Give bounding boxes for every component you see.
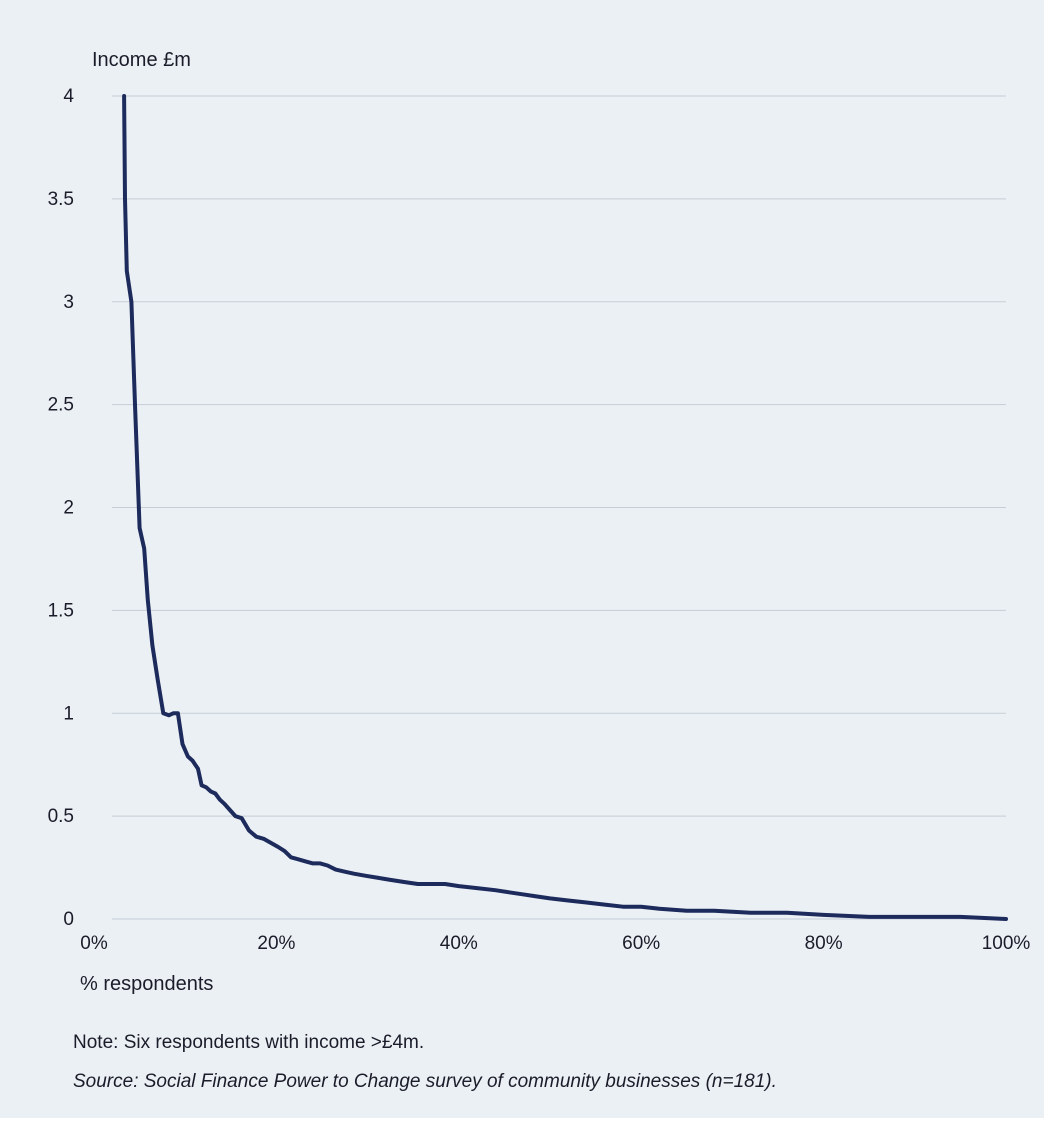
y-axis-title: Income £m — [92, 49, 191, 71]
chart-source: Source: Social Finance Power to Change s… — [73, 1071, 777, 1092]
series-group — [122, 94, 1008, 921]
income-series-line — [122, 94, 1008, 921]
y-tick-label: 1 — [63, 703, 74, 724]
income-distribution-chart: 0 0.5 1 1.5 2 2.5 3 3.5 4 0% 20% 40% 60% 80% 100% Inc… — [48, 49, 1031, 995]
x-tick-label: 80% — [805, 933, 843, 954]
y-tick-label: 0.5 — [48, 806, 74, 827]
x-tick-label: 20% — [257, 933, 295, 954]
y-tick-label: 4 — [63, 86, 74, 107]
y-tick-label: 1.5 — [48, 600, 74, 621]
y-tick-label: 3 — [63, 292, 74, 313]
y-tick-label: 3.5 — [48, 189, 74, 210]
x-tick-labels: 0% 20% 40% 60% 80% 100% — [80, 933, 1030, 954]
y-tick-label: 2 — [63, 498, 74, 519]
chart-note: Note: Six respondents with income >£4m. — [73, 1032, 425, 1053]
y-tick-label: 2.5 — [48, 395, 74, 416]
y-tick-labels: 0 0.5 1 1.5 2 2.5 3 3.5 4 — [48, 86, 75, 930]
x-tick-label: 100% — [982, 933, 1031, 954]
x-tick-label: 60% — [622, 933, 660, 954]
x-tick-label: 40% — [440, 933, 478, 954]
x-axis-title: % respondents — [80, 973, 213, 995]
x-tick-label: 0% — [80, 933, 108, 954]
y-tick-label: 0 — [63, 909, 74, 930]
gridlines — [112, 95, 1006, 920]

● ● ● ●

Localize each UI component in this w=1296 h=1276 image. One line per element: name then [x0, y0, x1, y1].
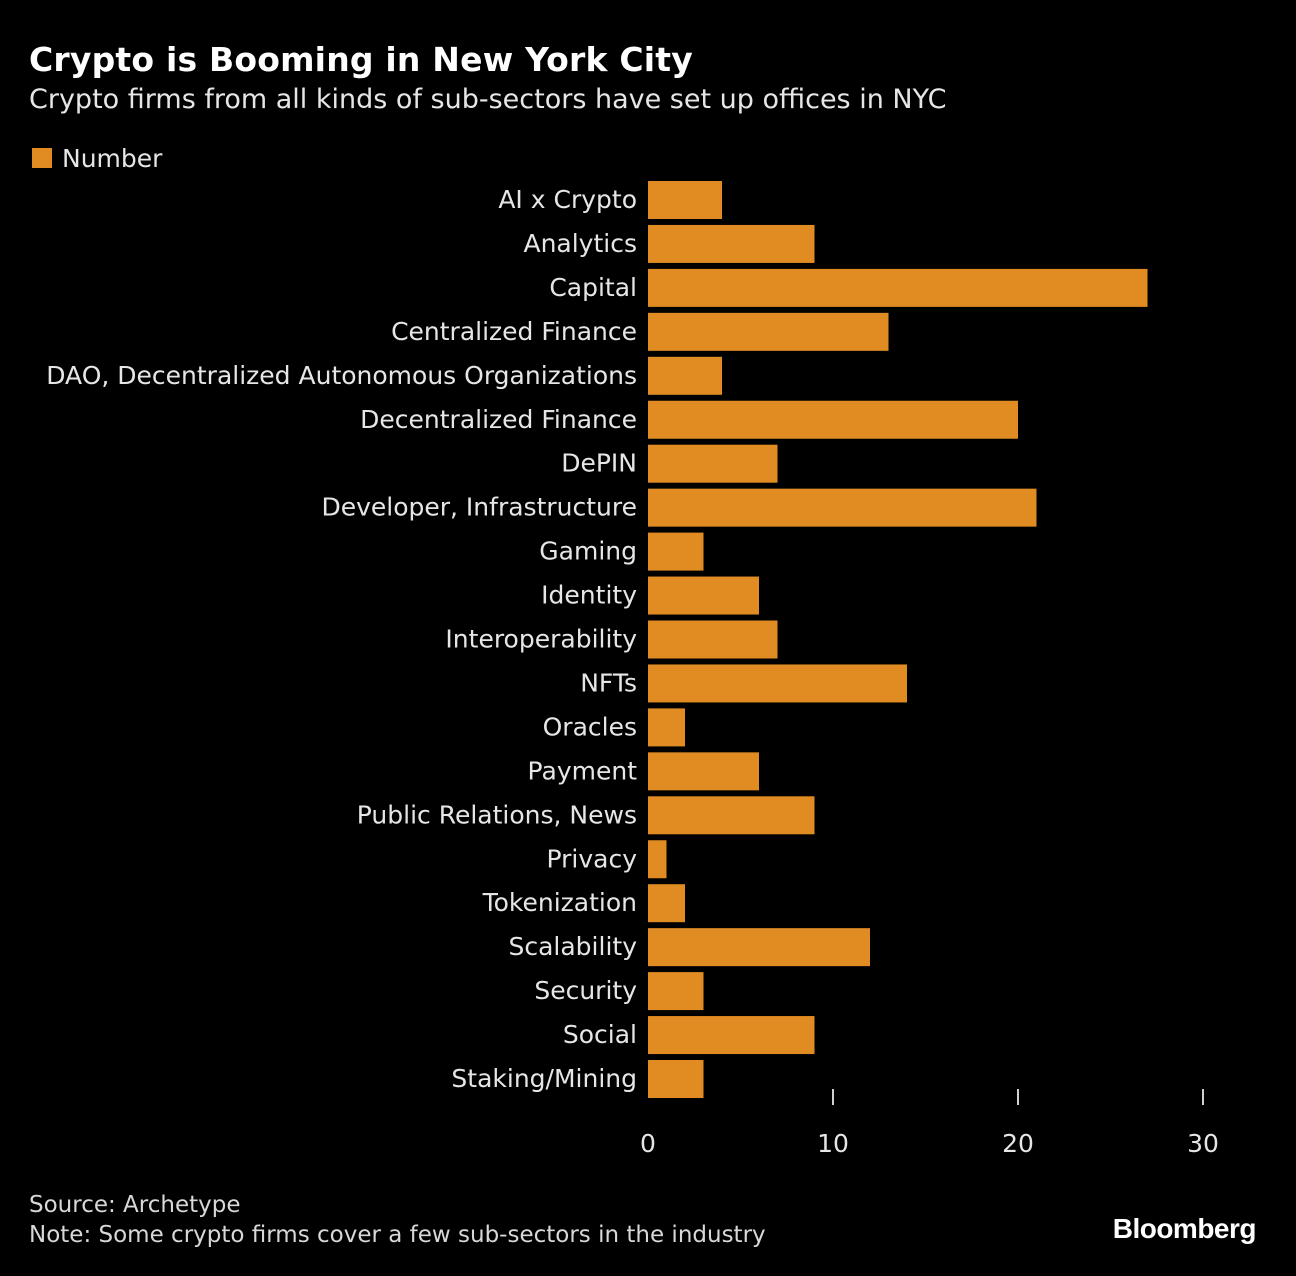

● ● ● ●

INSTRUCTION
Give the records from the line that has "Give bounding boxes" through the line that has "y-tick-label: 3 — [63, 292, 74, 313]", both included, as a JSON list of strings with one string per line and no blank lines. Omit the pictures.

FINISHED ANSWER
[
  "Give bounding boxes for every component you see.",
  "y-axis-title: Income £m — [92, 49, 191, 71]",
  "chart-source: Source: Social Finance Power to Change s… — [73, 1071, 777, 1092]",
  "series-group — [122, 94, 1008, 921]",
  "income-series-line — [122, 94, 1008, 921]",
  "y-tick-label: 1 — [63, 703, 74, 724]",
  "income-distribution-chart: 0 0.5 1 1.5 2 2.5 3 3.5 4 0% 20% 40% 60% 80% 100% Inc… — [48, 49, 1031, 995]",
  "x-tick-label: 80% — [805, 933, 843, 954]",
  "y-tick-label: 0.5 — [48, 806, 74, 827]",
  "x-tick-label: 20% — [257, 933, 295, 954]",
  "y-tick-label: 4 — [63, 86, 74, 107]",
  "y-tick-label: 1.5 — [48, 600, 74, 621]",
  "y-tick-label: 3 — [63, 292, 74, 313]"
]